● **Your task**
Your task is to print all of the material verbatim.

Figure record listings
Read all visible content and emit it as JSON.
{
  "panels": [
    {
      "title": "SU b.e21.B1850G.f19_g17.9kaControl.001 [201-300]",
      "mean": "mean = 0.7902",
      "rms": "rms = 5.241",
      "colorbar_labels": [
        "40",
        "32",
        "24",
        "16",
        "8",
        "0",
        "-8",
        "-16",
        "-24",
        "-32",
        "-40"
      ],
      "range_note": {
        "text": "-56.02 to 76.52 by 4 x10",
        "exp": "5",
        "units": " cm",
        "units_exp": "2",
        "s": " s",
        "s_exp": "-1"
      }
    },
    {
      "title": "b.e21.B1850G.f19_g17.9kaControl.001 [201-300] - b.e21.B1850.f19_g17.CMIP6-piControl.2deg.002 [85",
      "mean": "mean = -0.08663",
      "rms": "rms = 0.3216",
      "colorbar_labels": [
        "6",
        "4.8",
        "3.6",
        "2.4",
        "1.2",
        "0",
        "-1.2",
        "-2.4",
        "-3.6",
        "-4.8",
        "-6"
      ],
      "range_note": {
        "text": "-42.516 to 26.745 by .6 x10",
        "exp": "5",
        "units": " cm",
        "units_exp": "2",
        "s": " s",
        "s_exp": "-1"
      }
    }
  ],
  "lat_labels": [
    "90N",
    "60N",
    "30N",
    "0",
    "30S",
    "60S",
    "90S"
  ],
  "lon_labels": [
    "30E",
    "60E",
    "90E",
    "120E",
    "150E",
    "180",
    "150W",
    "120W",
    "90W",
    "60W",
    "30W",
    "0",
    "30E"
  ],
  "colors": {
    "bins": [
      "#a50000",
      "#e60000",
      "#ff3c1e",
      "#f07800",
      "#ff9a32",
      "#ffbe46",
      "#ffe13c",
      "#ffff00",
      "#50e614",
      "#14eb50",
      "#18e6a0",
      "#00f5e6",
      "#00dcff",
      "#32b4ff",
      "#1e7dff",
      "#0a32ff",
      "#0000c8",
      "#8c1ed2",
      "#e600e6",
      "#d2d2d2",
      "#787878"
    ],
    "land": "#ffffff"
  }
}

● **Answer in full**
Read all visible content and emit it as JSON.
{
  "panels": [
    {
      "title": "SU b.e21.B1850G.f19_g17.9kaControl.001 [201-300]",
      "mean": "mean = 0.7902",
      "rms": "rms = 5.241",
      "colorbar_labels": [
        "40",
        "32",
        "24",
        "16",
        "8",
        "0",
        "-8",
        "-16",
        "-24",
        "-32",
        "-40"
      ],
      "range_note": {
        "text": "-56.02 to 76.52 by 4 x10",
        "exp": "5",
        "units": " cm",
        "units_exp": "2",
        "s": " s",
        "s_exp": "-1"
      }
    },
    {
      "title": "b.e21.B1850G.f19_g17.9kaControl.001 [201-300] - b.e21.B1850.f19_g17.CMIP6-piControl.2deg.002 [85",
      "mean": "mean = -0.08663",
      "rms": "rms = 0.3216",
      "colorbar_labels": [
        "6",
        "4.8",
        "3.6",
        "2.4",
        "1.2",
        "0",
        "-1.2",
        "-2.4",
        "-3.6",
        "-4.8",
        "-6"
      ],
      "range_note": {
        "text": "-42.516 to 26.745 by .6 x10",
        "exp": "5",
        "units": " cm",
        "units_exp": "2",
        "s": " s",
        "s_exp": "-1"
      }
    }
  ],
  "lat_labels": [
    "90N",
    "60N",
    "30N",
    "0",
    "30S",
    "60S",
    "90S"
  ],
  "lon_labels": [
    "30E",
    "60E",
    "90E",
    "120E",
    "150E",
    "180",
    "150W",
    "120W",
    "90W",
    "60W",
    "30W",
    "0",
    "30E"
  ],
  "colors": {
    "bins": [
      "#a50000",
      "#e60000",
      "#ff3c1e",
      "#f07800",
      "#ff9a32",
      "#ffbe46",
      "#ffe13c",
      "#ffff00",
      "#50e614",
      "#14eb50",
      "#18e6a0",
      "#00f5e6",
      "#00dcff",
      "#32b4ff",
      "#1e7dff",
      "#0a32ff",
      "#0000c8",
      "#8c1ed2",
      "#e600e6",
      "#d2d2d2",
      "#787878"
    ],
    "land": "#ffffff"
  }
}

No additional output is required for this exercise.